Set task: Count how many lines of the data include "заточка". The answer is that number and nothing else.

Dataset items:
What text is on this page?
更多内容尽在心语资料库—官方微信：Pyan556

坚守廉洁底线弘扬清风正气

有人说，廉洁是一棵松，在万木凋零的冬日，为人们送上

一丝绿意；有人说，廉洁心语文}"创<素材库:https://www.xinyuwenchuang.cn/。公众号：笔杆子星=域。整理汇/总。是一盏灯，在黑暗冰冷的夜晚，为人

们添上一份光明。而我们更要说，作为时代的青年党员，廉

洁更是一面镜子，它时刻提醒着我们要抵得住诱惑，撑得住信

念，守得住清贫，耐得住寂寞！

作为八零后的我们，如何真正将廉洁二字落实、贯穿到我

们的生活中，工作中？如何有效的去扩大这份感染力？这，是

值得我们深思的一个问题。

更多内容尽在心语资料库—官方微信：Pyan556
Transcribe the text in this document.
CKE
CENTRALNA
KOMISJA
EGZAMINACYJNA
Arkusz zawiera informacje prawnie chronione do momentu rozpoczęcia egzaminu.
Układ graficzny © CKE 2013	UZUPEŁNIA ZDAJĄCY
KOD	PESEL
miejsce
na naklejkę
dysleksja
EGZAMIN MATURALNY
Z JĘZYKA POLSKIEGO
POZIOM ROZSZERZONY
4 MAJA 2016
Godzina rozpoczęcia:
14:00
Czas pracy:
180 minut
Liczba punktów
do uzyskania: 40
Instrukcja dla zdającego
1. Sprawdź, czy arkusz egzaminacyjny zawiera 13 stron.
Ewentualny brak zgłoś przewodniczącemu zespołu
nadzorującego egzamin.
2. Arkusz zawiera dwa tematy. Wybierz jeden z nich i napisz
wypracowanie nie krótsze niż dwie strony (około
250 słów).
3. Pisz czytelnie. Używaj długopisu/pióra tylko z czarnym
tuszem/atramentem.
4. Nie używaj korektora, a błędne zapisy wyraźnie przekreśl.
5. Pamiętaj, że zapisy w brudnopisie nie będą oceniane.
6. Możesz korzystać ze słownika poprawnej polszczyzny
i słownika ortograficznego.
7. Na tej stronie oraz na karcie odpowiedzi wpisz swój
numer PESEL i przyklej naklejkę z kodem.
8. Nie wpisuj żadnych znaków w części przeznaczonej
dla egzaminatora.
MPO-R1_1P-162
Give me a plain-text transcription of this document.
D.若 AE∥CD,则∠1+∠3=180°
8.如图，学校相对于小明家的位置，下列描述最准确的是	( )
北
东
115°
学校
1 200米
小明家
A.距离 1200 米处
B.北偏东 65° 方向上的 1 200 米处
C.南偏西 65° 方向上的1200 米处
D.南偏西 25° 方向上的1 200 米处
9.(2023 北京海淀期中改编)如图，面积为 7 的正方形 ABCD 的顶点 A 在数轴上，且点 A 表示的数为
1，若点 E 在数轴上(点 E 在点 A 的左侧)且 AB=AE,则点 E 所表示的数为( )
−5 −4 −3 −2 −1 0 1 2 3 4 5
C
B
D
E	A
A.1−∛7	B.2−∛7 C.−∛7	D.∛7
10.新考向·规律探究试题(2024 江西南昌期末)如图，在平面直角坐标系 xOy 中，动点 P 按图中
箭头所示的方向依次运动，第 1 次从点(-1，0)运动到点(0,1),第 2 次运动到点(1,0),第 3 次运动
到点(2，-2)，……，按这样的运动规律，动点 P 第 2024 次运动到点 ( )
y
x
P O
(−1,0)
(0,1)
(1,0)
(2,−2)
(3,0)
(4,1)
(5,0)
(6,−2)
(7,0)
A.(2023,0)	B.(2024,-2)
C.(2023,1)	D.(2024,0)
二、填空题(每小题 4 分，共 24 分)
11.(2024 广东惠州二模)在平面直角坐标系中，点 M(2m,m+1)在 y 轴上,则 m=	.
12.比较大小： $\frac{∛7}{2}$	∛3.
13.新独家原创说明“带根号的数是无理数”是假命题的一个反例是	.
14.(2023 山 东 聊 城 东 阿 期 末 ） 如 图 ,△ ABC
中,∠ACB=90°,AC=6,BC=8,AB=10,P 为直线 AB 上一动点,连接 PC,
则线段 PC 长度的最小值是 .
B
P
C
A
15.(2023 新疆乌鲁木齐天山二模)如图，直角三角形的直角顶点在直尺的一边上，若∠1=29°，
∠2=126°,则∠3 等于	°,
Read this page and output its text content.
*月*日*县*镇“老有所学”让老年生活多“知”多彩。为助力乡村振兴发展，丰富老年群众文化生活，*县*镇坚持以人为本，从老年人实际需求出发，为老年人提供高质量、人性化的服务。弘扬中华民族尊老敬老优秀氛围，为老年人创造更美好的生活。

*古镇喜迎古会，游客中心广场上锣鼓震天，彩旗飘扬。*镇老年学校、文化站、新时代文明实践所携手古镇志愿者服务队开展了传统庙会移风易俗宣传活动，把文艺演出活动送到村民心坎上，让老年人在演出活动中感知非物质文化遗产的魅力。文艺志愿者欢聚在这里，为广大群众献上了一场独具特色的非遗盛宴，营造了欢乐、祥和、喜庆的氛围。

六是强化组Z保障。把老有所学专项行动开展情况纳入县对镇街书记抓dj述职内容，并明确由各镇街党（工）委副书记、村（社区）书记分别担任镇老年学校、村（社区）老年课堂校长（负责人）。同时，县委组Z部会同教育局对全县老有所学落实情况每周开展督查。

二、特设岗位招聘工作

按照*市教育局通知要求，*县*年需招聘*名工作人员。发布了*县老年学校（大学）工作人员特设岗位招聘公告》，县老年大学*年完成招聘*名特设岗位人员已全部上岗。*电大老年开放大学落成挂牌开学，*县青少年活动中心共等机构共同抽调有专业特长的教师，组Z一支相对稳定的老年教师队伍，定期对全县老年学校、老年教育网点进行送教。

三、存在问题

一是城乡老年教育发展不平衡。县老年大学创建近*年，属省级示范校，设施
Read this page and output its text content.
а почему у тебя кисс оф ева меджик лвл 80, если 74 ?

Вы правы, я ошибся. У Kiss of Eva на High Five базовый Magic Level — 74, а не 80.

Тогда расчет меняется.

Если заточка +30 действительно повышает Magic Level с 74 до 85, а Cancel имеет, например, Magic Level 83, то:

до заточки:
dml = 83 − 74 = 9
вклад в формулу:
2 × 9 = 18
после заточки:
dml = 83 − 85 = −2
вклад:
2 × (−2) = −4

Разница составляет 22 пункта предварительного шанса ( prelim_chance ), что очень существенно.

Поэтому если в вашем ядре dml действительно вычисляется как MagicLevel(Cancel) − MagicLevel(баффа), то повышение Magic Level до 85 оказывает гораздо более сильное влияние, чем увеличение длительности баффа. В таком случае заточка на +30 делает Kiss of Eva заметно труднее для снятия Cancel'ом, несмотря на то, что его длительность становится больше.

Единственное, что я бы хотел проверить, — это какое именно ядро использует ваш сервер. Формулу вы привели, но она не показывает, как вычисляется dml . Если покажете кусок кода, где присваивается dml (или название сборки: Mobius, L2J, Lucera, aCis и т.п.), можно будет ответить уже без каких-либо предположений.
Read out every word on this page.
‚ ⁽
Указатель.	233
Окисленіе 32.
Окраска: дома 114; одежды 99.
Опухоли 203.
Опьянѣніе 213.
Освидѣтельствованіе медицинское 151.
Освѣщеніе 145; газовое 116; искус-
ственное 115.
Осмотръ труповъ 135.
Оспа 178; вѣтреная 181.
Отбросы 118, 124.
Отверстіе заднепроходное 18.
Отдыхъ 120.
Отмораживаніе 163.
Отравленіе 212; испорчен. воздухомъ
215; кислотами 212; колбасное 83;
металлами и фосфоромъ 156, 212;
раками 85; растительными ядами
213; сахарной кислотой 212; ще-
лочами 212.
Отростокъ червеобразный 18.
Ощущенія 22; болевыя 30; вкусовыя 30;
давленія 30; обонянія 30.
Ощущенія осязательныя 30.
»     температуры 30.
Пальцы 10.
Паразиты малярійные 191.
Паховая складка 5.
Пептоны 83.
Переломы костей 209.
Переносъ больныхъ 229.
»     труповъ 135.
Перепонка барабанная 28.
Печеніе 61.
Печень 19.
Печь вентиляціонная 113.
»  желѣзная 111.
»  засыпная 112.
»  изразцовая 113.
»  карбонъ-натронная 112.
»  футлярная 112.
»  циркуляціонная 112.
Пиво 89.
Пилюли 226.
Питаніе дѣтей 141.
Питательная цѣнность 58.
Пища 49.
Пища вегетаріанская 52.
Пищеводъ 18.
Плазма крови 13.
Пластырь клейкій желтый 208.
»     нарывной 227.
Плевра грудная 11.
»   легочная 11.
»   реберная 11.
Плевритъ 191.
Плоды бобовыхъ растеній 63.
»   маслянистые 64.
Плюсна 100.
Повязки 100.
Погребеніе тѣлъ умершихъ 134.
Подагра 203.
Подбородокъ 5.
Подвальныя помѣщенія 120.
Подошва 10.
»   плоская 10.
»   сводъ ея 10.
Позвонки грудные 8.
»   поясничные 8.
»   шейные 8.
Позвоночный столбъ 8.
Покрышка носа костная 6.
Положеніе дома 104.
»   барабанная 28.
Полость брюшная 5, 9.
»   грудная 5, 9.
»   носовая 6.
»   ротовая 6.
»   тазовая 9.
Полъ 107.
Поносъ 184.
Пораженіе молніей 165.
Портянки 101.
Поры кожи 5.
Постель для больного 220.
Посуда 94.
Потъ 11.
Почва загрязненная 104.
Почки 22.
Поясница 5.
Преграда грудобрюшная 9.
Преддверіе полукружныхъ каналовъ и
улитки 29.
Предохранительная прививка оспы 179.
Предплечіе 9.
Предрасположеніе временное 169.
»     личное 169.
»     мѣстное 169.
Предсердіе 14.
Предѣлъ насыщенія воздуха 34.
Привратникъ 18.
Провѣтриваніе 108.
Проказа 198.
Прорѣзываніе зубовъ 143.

Correct output: 2